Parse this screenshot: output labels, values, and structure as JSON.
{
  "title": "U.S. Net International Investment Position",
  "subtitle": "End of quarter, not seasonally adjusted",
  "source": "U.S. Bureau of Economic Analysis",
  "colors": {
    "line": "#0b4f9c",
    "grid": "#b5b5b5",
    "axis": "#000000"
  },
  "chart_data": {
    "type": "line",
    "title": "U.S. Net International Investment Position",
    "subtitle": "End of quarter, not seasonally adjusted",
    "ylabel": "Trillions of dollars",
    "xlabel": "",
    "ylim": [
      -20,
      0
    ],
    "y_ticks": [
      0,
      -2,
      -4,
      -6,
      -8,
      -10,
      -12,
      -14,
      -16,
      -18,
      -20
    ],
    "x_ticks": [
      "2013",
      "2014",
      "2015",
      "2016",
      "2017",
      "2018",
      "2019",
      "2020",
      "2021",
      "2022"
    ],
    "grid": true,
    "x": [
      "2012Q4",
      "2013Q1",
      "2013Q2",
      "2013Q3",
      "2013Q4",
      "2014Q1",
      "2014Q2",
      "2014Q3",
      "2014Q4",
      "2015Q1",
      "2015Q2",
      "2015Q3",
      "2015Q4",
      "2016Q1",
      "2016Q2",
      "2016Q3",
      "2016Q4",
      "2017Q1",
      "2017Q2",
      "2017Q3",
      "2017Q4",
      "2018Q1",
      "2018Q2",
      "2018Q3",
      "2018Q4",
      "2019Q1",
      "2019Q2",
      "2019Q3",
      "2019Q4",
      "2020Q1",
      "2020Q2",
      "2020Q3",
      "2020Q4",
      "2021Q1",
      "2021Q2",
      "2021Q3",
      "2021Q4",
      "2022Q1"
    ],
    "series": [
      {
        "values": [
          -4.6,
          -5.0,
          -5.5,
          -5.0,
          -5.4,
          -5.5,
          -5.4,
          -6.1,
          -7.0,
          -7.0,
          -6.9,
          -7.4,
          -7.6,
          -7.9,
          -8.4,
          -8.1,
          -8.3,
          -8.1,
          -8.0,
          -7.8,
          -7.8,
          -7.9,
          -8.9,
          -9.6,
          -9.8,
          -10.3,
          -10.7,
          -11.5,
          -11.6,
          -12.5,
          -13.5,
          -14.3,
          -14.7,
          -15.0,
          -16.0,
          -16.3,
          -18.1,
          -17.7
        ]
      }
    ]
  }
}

○ ○ ○ ○ ○ ○ ○

▶ [WORK TO DO] Go through the records and pull out each line that includes the word "adjusted".

▶ [COMPLETE OUTPUT]
  "subtitle": "End of quarter, not seasonally adjusted",
    "subtitle": "End of quarter, not seasonally adjusted",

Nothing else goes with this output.